Copy out each line of the material below that holds the string "لوکاس".
--- start TASK MATERIAL ---
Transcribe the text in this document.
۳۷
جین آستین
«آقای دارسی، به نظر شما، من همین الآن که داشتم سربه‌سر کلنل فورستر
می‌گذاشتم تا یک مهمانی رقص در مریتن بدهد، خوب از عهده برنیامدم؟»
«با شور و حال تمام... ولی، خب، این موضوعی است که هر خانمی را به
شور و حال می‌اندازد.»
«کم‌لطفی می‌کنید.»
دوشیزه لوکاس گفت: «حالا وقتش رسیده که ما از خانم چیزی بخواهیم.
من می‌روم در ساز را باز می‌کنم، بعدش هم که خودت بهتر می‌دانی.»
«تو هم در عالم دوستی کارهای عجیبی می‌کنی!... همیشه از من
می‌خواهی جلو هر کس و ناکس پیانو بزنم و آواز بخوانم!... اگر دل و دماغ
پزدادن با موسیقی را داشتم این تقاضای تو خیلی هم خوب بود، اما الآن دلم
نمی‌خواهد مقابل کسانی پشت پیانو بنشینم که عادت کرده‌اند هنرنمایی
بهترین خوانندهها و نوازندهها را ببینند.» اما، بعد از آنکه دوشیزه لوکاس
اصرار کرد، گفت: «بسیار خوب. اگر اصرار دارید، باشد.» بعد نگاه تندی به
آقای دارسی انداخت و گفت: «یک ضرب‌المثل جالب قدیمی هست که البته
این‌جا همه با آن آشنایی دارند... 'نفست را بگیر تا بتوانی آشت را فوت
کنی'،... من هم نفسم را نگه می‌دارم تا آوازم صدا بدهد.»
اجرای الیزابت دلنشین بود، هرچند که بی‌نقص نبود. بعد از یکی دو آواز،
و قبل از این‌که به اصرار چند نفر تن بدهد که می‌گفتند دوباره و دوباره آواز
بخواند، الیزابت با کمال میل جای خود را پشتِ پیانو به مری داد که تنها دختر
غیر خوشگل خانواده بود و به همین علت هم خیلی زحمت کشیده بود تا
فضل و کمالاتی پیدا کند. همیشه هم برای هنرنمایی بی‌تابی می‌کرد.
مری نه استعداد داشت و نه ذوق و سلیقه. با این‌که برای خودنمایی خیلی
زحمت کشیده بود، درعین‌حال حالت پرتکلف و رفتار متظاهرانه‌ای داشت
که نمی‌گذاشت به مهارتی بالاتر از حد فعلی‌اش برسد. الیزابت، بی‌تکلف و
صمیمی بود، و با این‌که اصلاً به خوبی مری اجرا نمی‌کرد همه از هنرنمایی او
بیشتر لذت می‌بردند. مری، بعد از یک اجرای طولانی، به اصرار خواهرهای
--- end TASK MATERIAL ---
### RESPONSE TO THIS EXERCISE
دوشیزه لوکاس گفت: «حالا وقتش رسیده که ما از خانم چیزی بخواهیم.
بهترین خوانندهها و نوازندهها را ببینند.» اما، بعد از آنکه دوشیزه لوکاس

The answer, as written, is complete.